───── THE DATA

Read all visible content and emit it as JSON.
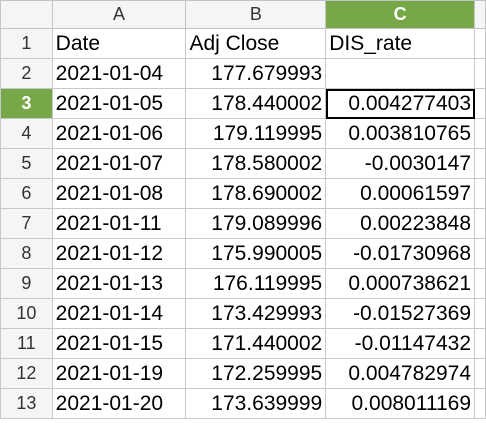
{
  "columns": [
    {
      "letter": "A",
      "active": false
    },
    {
      "letter": "B",
      "active": false
    },
    {
      "letter": "C",
      "active": true
    }
  ],
  "rows": [
    {
      "num": "1",
      "cells": [
        "Date",
        "Adj Close",
        "DIS_rate"
      ],
      "header": true
    },
    {
      "num": "2",
      "cells": [
        "2021-01-04",
        "177.679993",
        ""
      ]
    },
    {
      "num": "3",
      "cells": [
        "2021-01-05",
        "178.440002",
        "0.004277403"
      ],
      "active": true
    },
    {
      "num": "4",
      "cells": [
        "2021-01-06",
        "179.119995",
        "0.003810765"
      ]
    },
    {
      "num": "5",
      "cells": [
        "2021-01-07",
        "178.580002",
        "-0.0030147"
      ]
    },
    {
      "num": "6",
      "cells": [
        "2021-01-08",
        "178.690002",
        "0.00061597"
      ]
    },
    {
      "num": "7",
      "cells": [
        "2021-01-11",
        "179.089996",
        "0.00223848"
      ]
    },
    {
      "num": "8",
      "cells": [
        "2021-01-12",
        "175.990005",
        "-0.01730968"
      ]
    },
    {
      "num": "9",
      "cells": [
        "2021-01-13",
        "176.119995",
        "0.000738621"
      ]
    },
    {
      "num": "10",
      "cells": [
        "2021-01-14",
        "173.429993",
        "-0.01527369"
      ]
    },
    {
      "num": "11",
      "cells": [
        "2021-01-15",
        "171.440002",
        "-0.01147432"
      ]
    },
    {
      "num": "12",
      "cells": [
        "2021-01-19",
        "172.259995",
        "0.004782974"
      ]
    },
    {
      "num": "13",
      "cells": [
        "2021-01-20",
        "173.639999",
        "0.008011169"
      ]
    }
  ],
  "selection": {
    "row": 2,
    "col": 2
  },
  "colors": {
    "active_header": "#77a847",
    "header_bg": "#f5f5f5",
    "gridline": "#c8c8c8"
  }
}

──────────

-- WHAT IS ASKED --
Write out the listing word for word, omitting the pictures it holds.

-- OUTPUT OF THE EXERCISE --
Read all visible content and emit it as JSON.
{
  "columns": [
    {
      "letter": "A",
      "active": false
    },
    {
      "letter": "B",
      "active": false
    },
    {
      "letter": "C",
      "active": true
    }
  ],
  "rows": [
    {
      "num": "1",
      "cells": [
        "Date",
        "Adj Close",
        "DIS_rate"
      ],
      "header": true
    },
    {
      "num": "2",
      "cells": [
        "2021-01-04",
        "177.679993",
        ""
      ]
    },
    {
      "num": "3",
      "cells": [
        "2021-01-05",
        "178.440002",
        "0.004277403"
      ],
      "active": true
    },
    {
      "num": "4",
      "cells": [
        "2021-01-06",
        "179.119995",
        "0.003810765"
      ]
    },
    {
      "num": "5",
      "cells": [
        "2021-01-07",
        "178.580002",
        "-0.0030147"
      ]
    },
    {
      "num": "6",
      "cells": [
        "2021-01-08",
        "178.690002",
        "0.00061597"
      ]
    },
    {
      "num": "7",
      "cells": [
        "2021-01-11",
        "179.089996",
        "0.00223848"
      ]
    },
    {
      "num": "8",
      "cells": [
        "2021-01-12",
        "175.990005",
        "-0.01730968"
      ]
    },
    {
      "num": "9",
      "cells": [
        "2021-01-13",
        "176.119995",
        "0.000738621"
      ]
    },
    {
      "num": "10",
      "cells": [
        "2021-01-14",
        "173.429993",
        "-0.01527369"
      ]
    },
    {
      "num": "11",
      "cells": [
        "2021-01-15",
        "171.440002",
        "-0.01147432"
      ]
    },
    {
      "num": "12",
      "cells": [
        "2021-01-19",
        "172.259995",
        "0.004782974"
      ]
    },
    {
      "num": "13",
      "cells": [
        "2021-01-20",
        "173.639999",
        "0.008011169"
      ]
    }
  ],
  "selection": {
    "row": 2,
    "col": 2
  },
  "colors": {
    "active_header": "#77a847",
    "header_bg": "#f5f5f5",
    "gridline": "#c8c8c8"
  }
}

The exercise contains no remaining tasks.